▶ **GIVEN TASK**
Scan the lines below for "อเสนอของผ"; report the number of lines that contain it, and only that.

▶ **ENTRIES SHOWN**
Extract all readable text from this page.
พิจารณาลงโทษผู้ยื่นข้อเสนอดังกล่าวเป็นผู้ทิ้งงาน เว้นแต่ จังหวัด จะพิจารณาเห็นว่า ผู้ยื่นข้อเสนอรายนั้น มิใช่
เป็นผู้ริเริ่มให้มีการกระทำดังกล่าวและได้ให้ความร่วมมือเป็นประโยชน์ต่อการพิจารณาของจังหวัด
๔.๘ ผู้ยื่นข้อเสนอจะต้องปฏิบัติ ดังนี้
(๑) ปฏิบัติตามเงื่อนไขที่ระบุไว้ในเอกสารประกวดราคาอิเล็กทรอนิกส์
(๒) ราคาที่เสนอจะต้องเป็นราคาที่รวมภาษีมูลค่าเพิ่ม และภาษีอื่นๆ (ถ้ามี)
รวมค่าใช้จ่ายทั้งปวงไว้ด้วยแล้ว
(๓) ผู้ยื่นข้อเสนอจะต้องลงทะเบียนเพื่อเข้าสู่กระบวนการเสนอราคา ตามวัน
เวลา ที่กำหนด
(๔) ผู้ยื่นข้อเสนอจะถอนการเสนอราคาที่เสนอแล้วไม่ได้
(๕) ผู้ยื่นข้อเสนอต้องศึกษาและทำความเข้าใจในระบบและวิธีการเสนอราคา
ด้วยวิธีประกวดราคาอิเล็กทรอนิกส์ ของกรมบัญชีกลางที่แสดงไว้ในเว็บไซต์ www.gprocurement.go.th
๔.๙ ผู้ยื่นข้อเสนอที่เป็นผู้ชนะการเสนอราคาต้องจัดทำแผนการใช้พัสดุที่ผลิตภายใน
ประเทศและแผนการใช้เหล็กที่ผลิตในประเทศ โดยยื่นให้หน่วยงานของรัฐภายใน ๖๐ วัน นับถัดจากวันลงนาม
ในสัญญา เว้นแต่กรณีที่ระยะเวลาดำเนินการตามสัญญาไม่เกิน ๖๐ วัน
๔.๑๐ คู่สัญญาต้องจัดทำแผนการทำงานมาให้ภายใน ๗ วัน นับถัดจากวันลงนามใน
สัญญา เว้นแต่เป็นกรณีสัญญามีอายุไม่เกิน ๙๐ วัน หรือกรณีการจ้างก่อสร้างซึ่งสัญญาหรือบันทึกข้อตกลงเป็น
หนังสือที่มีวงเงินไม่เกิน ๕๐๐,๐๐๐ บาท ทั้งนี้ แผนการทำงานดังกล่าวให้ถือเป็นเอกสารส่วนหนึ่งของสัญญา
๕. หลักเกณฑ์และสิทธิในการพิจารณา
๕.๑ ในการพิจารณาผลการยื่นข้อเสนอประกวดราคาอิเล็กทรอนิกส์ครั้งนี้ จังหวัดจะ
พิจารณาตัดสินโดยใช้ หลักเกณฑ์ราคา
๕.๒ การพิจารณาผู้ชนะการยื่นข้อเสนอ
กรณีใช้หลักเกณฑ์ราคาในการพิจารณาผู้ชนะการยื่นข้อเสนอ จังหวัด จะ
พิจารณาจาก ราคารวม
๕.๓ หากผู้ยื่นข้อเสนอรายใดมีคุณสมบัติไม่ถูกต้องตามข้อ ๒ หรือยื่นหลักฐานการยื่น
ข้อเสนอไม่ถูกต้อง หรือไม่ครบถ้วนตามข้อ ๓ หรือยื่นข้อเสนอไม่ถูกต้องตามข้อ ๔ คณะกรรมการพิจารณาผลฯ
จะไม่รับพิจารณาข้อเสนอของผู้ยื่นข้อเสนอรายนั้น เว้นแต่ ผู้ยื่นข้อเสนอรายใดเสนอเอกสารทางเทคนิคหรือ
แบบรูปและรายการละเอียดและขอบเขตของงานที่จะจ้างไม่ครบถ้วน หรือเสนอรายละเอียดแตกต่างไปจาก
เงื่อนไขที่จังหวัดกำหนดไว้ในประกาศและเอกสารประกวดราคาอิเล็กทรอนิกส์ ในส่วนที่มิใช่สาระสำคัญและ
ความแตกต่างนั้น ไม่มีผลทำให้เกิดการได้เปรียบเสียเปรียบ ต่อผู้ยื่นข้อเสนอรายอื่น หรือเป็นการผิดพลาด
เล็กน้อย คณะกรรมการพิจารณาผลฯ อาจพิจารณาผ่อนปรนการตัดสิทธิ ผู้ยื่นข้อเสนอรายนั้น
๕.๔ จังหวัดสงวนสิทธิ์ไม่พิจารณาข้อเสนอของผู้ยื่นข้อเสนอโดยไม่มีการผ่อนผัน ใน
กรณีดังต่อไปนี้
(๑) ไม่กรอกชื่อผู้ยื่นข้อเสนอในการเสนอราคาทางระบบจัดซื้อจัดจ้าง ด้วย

▶ **WORKED ANSWER**
2